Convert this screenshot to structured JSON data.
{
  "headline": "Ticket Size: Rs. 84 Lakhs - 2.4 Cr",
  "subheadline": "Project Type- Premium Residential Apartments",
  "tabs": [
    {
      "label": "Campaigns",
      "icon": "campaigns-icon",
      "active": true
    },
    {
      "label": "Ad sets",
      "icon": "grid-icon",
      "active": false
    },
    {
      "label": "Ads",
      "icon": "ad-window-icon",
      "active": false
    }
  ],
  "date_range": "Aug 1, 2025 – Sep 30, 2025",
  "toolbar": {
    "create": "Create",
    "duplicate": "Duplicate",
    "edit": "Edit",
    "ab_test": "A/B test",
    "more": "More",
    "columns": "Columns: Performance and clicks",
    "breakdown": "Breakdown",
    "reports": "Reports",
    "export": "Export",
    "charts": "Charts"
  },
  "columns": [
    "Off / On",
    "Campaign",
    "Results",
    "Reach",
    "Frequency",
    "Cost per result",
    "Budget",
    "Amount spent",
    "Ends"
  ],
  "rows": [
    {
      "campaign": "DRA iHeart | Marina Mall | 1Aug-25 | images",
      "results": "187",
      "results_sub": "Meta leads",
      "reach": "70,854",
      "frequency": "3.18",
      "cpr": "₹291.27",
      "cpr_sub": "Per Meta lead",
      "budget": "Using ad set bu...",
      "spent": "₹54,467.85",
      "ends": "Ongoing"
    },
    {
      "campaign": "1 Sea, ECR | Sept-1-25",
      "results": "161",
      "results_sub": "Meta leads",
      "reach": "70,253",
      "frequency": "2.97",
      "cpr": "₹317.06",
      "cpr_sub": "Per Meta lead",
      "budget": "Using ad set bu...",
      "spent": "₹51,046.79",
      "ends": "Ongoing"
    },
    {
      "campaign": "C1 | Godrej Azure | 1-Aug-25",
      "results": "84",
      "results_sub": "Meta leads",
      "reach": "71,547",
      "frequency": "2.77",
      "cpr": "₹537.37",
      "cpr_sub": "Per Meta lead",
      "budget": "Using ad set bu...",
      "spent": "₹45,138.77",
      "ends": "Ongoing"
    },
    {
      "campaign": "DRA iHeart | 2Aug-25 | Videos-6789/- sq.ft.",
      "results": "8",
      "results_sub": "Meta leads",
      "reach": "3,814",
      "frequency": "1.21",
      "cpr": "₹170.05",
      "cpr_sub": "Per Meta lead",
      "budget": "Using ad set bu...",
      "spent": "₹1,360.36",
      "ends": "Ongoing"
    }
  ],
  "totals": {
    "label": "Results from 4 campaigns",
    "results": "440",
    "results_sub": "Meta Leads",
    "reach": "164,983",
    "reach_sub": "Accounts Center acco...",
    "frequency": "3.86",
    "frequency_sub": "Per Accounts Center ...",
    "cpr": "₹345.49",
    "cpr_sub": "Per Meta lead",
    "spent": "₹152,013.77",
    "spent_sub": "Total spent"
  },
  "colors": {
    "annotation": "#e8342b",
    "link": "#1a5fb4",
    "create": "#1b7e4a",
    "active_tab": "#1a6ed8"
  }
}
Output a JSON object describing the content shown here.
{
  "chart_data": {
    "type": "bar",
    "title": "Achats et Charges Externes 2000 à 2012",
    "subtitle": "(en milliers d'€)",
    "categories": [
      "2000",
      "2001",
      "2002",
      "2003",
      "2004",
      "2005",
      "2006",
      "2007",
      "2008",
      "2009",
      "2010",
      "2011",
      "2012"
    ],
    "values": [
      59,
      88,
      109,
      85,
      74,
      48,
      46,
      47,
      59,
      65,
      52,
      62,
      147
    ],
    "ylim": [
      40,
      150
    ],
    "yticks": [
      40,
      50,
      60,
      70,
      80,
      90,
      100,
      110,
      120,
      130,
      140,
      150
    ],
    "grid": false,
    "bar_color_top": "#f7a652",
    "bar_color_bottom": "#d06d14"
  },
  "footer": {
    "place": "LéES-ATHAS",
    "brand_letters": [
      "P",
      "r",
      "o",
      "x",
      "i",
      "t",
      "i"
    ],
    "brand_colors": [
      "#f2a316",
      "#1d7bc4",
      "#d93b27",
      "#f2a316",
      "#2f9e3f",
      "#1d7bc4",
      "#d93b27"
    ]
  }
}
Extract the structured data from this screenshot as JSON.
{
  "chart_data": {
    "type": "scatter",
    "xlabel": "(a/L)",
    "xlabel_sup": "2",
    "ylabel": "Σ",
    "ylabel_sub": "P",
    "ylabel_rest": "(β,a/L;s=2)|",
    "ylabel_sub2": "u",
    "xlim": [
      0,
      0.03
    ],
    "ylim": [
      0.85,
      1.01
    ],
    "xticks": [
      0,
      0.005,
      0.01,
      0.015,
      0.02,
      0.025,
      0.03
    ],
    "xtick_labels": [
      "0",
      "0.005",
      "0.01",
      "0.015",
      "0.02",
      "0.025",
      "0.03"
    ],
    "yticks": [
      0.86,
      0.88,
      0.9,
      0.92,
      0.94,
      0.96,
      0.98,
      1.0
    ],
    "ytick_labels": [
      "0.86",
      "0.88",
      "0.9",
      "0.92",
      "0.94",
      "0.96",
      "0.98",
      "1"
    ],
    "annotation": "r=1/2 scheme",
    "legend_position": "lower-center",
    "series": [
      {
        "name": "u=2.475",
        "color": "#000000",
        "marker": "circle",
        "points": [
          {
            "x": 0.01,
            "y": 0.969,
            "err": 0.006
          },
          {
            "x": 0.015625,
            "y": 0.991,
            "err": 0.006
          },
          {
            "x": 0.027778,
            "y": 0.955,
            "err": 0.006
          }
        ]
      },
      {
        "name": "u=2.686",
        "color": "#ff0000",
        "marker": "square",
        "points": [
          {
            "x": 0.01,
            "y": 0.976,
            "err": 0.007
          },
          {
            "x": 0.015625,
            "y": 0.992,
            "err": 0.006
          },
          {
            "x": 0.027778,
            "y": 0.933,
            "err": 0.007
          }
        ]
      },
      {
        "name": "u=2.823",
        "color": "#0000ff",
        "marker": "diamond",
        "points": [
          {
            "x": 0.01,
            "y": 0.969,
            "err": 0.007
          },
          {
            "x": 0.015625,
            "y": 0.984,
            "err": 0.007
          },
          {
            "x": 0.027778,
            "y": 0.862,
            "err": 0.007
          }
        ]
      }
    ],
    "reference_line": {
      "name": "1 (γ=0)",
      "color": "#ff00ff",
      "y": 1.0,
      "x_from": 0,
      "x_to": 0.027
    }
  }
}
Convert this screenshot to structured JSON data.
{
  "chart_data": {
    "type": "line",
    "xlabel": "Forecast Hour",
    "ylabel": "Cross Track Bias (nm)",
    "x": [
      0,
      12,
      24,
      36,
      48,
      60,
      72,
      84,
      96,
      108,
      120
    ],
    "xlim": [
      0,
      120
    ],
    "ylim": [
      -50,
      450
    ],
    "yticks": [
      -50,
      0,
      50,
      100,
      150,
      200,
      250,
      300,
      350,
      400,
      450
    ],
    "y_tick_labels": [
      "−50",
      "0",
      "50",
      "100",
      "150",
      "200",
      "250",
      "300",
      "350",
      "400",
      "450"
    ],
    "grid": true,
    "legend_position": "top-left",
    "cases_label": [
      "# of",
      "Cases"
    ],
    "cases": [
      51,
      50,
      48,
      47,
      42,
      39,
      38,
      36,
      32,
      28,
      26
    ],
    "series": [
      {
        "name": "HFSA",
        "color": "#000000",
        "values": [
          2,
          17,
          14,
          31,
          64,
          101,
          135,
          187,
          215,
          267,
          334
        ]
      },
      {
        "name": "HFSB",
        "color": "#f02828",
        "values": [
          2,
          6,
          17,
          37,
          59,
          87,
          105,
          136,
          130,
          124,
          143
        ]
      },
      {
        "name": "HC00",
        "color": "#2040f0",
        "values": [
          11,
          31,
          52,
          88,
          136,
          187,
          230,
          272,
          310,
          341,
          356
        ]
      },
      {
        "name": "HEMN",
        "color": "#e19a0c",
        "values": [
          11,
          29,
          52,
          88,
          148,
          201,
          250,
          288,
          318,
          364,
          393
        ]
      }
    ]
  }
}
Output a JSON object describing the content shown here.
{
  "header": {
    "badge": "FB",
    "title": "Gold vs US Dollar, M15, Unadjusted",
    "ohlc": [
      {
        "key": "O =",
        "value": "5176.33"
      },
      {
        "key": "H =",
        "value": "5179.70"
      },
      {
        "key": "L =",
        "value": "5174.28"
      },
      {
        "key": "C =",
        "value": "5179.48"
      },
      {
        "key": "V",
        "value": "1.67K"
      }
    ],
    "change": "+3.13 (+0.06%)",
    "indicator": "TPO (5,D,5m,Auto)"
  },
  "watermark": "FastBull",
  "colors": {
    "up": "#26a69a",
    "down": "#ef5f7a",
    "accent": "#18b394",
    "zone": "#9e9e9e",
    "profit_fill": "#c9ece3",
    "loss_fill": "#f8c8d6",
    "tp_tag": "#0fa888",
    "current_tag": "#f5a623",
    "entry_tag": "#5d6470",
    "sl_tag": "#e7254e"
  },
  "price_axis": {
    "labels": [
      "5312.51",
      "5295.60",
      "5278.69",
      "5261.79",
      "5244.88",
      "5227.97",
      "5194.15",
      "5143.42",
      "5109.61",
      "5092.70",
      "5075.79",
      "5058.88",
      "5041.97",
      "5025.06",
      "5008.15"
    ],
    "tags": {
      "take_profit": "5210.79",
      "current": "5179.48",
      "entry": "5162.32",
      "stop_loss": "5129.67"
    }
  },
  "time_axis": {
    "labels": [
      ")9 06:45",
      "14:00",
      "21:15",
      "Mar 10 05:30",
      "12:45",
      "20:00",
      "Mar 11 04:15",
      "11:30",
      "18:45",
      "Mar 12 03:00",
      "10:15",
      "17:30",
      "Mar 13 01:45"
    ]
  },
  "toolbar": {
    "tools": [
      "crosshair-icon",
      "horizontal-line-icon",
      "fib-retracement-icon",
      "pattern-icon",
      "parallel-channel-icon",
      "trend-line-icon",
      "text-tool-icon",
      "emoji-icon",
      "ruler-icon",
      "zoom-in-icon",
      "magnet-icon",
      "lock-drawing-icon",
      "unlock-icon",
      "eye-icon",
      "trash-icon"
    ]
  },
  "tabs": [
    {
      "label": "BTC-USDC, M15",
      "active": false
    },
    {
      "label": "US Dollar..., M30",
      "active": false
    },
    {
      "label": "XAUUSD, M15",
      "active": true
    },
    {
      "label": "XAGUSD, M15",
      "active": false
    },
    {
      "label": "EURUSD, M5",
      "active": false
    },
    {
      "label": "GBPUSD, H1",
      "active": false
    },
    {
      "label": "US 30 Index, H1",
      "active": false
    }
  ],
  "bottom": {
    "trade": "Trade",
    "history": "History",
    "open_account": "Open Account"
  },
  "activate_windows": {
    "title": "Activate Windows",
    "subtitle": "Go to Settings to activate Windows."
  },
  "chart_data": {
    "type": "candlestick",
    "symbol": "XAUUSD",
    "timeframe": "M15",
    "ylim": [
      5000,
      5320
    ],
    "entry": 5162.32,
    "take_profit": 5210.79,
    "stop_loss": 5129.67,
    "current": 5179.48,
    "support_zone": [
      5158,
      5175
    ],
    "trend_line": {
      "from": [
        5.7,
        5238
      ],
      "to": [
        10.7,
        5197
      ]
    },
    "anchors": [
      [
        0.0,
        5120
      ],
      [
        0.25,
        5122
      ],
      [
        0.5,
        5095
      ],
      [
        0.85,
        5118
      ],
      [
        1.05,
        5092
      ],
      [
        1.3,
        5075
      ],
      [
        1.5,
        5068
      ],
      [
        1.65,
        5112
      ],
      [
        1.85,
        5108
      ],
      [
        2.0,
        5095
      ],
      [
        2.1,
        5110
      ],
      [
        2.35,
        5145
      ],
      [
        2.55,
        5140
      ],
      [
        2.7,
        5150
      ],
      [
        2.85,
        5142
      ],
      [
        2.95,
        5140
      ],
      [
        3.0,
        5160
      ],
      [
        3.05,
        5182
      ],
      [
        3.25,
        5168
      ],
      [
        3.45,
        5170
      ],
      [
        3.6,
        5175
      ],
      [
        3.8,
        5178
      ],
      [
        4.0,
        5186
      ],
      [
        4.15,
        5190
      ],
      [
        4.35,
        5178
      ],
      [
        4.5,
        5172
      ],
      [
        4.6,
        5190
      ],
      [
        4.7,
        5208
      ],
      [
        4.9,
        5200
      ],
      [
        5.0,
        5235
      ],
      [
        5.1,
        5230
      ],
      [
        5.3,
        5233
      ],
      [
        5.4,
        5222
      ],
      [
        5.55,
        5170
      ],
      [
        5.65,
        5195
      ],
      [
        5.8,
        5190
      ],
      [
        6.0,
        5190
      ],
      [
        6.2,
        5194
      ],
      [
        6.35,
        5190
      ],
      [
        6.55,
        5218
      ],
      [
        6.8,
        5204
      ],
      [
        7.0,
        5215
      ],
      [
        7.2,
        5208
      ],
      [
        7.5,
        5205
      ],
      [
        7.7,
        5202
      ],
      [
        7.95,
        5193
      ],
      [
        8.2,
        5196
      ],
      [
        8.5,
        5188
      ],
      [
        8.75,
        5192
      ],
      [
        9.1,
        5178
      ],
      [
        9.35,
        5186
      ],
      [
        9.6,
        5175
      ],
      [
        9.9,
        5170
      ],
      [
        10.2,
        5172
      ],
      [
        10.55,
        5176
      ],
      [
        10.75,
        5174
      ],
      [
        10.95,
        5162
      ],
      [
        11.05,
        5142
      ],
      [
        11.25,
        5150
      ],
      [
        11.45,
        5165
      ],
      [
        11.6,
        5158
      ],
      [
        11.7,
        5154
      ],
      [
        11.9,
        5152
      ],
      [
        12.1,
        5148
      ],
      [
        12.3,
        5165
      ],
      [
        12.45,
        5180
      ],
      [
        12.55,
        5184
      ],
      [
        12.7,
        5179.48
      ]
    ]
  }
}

## WHAT IS ASKED
Work out the count of lines containing the word "subtitle", then write only that count.

## ANSWER IN FULL
2